▶ [Work required]
Scan the records for the word "감면세액". Copy each line that includes it.
######
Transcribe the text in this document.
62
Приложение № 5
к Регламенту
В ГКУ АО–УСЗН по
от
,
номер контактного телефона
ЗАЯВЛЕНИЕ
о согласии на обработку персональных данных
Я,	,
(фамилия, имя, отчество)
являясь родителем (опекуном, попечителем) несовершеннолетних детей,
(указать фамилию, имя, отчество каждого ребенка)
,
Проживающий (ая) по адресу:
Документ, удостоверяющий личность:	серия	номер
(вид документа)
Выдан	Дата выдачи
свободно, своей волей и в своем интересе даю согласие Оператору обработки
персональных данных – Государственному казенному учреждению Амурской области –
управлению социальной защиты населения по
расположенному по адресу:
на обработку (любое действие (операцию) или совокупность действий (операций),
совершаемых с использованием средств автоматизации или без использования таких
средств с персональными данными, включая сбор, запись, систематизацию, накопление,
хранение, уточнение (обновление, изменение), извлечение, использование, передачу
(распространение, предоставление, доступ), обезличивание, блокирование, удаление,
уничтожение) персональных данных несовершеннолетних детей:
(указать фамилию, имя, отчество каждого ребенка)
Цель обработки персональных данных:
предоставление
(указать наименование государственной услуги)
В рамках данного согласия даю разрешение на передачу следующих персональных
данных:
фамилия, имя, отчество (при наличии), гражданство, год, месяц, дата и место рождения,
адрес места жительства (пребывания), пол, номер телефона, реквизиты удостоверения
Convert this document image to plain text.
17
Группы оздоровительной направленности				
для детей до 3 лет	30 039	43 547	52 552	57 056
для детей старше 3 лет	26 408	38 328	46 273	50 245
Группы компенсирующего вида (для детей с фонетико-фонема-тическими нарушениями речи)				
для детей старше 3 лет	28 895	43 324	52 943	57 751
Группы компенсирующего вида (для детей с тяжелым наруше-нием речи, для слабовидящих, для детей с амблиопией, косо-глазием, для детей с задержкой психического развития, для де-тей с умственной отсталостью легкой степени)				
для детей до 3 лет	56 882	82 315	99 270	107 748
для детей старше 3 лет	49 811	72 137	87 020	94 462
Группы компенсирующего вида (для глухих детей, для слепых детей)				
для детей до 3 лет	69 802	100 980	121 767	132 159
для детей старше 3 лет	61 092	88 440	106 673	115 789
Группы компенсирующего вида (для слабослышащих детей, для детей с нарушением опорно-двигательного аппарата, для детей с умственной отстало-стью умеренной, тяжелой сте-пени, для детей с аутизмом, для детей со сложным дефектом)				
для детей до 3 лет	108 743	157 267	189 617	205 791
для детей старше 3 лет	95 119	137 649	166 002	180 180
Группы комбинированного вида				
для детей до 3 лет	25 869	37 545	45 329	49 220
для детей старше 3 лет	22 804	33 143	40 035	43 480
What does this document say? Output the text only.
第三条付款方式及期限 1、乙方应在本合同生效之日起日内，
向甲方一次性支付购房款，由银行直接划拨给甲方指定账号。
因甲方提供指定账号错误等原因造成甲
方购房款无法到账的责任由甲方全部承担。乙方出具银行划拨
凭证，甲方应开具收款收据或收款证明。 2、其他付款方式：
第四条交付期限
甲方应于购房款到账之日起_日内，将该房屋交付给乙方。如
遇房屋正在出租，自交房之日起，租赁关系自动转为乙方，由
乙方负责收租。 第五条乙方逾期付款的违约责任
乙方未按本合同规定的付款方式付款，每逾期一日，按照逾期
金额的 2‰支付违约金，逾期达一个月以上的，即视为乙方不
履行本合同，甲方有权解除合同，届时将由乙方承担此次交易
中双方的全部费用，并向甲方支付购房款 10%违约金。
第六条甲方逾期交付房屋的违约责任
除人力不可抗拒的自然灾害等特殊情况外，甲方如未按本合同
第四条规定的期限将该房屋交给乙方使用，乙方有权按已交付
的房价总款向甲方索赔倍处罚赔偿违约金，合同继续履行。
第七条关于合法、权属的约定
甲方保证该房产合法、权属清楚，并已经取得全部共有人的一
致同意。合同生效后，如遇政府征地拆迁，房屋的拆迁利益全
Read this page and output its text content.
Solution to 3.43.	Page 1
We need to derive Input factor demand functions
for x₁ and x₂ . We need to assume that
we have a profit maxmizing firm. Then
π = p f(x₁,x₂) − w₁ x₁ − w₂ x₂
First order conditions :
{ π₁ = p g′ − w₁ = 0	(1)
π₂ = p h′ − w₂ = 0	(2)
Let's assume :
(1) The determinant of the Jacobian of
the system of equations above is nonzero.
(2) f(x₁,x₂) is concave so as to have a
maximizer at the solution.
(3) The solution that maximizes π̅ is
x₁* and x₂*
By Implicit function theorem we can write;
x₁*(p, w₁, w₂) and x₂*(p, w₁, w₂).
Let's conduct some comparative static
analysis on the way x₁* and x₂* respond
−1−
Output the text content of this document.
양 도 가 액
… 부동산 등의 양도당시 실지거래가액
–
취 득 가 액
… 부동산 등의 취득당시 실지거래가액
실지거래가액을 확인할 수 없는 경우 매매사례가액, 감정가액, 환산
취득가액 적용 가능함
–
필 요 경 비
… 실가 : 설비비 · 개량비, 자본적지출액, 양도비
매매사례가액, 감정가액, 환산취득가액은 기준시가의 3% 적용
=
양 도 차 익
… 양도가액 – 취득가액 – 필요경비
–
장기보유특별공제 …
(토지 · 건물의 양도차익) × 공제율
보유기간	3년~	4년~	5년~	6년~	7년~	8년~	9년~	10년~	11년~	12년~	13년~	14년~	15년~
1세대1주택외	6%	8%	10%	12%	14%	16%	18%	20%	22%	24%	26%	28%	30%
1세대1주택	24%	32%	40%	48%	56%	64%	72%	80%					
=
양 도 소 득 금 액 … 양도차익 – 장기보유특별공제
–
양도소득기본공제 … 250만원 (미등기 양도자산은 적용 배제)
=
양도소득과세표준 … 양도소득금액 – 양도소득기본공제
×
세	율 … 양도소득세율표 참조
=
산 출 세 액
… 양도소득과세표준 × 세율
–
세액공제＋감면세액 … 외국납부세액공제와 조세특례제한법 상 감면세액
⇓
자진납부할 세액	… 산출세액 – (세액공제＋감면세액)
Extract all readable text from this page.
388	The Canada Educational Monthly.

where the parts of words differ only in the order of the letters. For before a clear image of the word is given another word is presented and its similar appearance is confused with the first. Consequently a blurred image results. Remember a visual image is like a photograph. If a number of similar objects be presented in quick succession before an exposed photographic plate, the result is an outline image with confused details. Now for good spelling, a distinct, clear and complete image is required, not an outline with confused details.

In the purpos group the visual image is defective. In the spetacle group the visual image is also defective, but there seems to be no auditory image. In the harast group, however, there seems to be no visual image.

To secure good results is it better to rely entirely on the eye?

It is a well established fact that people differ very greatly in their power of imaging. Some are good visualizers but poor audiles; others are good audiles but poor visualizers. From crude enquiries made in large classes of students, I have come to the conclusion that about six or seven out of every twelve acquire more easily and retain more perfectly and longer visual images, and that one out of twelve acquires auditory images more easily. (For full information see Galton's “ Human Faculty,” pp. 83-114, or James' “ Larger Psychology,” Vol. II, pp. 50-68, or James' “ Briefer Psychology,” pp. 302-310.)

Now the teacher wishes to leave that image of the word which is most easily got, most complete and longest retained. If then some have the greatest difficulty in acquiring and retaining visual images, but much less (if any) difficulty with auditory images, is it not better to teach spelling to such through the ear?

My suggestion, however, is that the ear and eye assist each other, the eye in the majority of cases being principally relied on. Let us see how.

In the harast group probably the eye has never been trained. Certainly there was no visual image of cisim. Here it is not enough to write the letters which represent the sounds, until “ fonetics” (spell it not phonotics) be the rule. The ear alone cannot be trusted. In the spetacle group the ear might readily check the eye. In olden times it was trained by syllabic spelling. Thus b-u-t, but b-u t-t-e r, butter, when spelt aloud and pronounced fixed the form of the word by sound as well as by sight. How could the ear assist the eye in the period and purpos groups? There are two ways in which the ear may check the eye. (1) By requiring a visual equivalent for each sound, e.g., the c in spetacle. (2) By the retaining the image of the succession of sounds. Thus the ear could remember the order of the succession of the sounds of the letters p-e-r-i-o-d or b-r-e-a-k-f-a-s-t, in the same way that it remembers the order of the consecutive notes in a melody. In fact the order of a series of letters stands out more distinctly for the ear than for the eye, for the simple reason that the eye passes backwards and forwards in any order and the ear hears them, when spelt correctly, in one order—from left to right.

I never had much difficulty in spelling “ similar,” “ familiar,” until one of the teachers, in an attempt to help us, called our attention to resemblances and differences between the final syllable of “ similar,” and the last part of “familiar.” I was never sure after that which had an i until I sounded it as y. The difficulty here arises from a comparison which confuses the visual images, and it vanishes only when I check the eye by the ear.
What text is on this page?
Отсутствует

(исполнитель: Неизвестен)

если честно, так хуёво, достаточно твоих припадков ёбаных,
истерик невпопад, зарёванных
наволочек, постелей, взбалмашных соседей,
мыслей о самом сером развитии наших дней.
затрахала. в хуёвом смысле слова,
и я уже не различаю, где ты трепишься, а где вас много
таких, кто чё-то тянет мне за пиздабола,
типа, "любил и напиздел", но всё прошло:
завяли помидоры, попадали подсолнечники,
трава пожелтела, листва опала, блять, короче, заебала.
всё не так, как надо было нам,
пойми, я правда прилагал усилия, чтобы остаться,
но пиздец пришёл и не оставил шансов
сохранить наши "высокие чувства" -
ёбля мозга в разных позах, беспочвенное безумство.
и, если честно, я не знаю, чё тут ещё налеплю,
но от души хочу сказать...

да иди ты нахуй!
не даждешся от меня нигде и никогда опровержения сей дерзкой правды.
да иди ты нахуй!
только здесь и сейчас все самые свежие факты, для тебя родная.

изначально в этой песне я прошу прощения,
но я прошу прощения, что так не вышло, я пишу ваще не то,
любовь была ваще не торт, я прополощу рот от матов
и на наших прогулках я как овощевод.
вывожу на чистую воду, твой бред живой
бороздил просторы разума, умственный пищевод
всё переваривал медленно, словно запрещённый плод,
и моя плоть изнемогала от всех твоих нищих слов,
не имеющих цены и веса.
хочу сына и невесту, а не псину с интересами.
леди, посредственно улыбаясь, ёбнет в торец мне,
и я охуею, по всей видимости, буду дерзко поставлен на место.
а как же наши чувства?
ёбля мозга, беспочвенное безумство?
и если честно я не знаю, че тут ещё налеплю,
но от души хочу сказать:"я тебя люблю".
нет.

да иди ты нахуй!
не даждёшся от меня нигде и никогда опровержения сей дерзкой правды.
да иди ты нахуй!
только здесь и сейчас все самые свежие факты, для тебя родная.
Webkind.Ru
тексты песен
######
▶ [Exercise output]
세액공제＋감면세액 … 외국납부세액공제와 조세특례제한법 상 감면세액
자진납부할 세액	… 산출세액 – (세액공제＋감면세액)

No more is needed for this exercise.